Of the lines in the listing below, how many hold "peut"? Answer with the number only.

[Recorded data]
━━━━━━━━━━
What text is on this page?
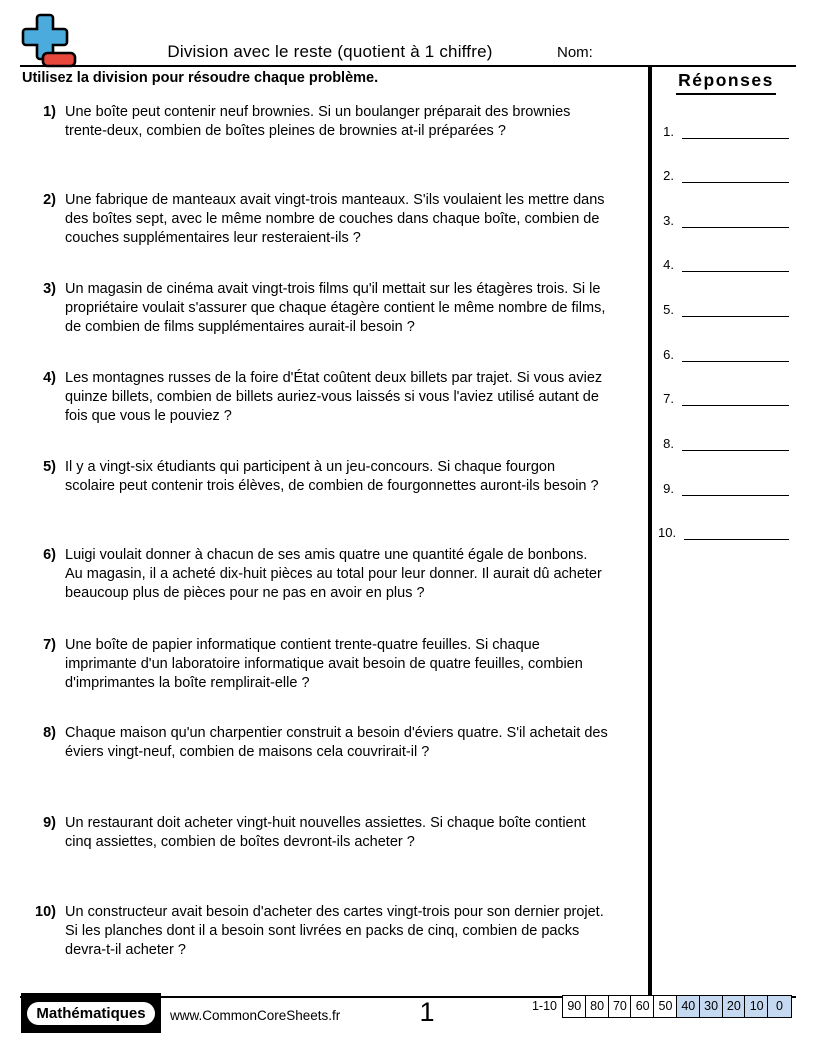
Division avec le reste (quotient à 1 chiffre)	Nom:
Utilisez la division pour résoudre chaque problème.
1) Une boîte peut contenir neuf brownies. Si un boulanger préparait des brownies trente-deux, combien de boîtes pleines de brownies at-il préparées ?
2) Une fabrique de manteaux avait vingt-trois manteaux. S'ils voulaient les mettre dans des boîtes sept, avec le même nombre de couches dans chaque boîte, combien de couches supplémentaires leur resteraient-ils ?
3) Un magasin de cinéma avait vingt-trois films qu'il mettait sur les étagères trois. Si le propriétaire voulait s'assurer que chaque étagère contient le même nombre de films, de combien de films supplémentaires aurait-il besoin ?
4) Les montagnes russes de la foire d'État coûtent deux billets par trajet. Si vous aviez quinze billets, combien de billets auriez-vous laissés si vous l'aviez utilisé autant de fois que vous le pouviez ?
5) Il y a vingt-six étudiants qui participent à un jeu-concours. Si chaque fourgon scolaire peut contenir trois élèves, de combien de fourgonnettes auront-ils besoin ?
6) Luigi voulait donner à chacun de ses amis quatre une quantité égale de bonbons. Au magasin, il a acheté dix-huit pièces au total pour leur donner. Il aurait dû acheter beaucoup plus de pièces pour ne pas en avoir en plus ?
7) Une boîte de papier informatique contient trente-quatre feuilles. Si chaque imprimante d'un laboratoire informatique avait besoin de quatre feuilles, combien d'imprimantes la boîte remplirait-elle ?
8) Chaque maison qu'un charpentier construit a besoin d'éviers quatre. S'il achetait des éviers vingt-neuf, combien de maisons cela couvrirait-il ?
9) Un restaurant doit acheter vingt-huit nouvelles assiettes. Si chaque boîte contient cinq assiettes, combien de boîtes devront-ils acheter ?
10) Un constructeur avait besoin d'acheter des cartes vingt-trois pour son dernier projet. Si les planches dont il a besoin sont livrées en packs de cinq, combien de packs devra-t-il acheter ?
Réponses
1.
2.
3.
4.
5.
6.
7.
8.
9.
10.
Mathématiques	www.CommonCoreSheets.fr	1	1-10 90 80 70 60 50 40 30 20 10 0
━━━━━━━━━━
The result -> 2